• [Exercise brief] Omit every picture, then give all the entries again exactly.

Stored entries
--- start ---

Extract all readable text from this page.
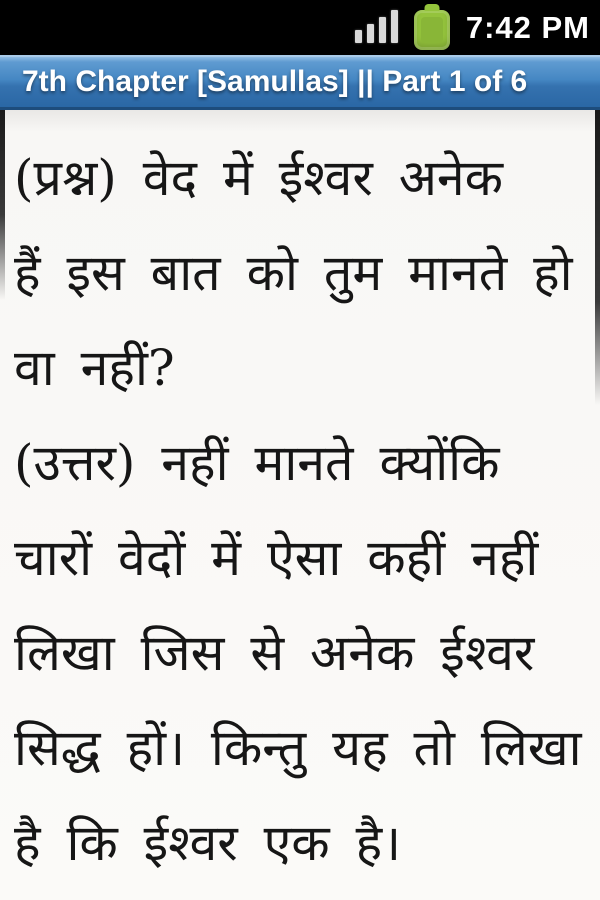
7:42 PM
7th Chapter [Samullas] || Part 1 of 6
(प्रश्न) वेद में ईश्वर अनेक
हैं इस बात को तुम मानते हो
वा नहीं?
(उत्तर) नहीं मानते क्योंकि
चारों वेदों में ऐसा कहीं नहीं
लिखा जिस से अनेक ईश्वर
सिद्ध हों। किन्तु यह तो लिखा
है कि ईश्वर एक है।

--- end ---

• [Exercise solution]
Extract all readable text from this page.
7:42 PM
7th Chapter [Samullas] || Part 1 of 6
(प्रश्न) वेद में ईश्वर अनेक
हैं इस बात को तुम मानते हो
वा नहीं?
(उत्तर) नहीं मानते क्योंकि
चारों वेदों में ऐसा कहीं नहीं
लिखा जिस से अनेक ईश्वर
सिद्ध हों। किन्तु यह तो लिखा
है कि ईश्वर एक है।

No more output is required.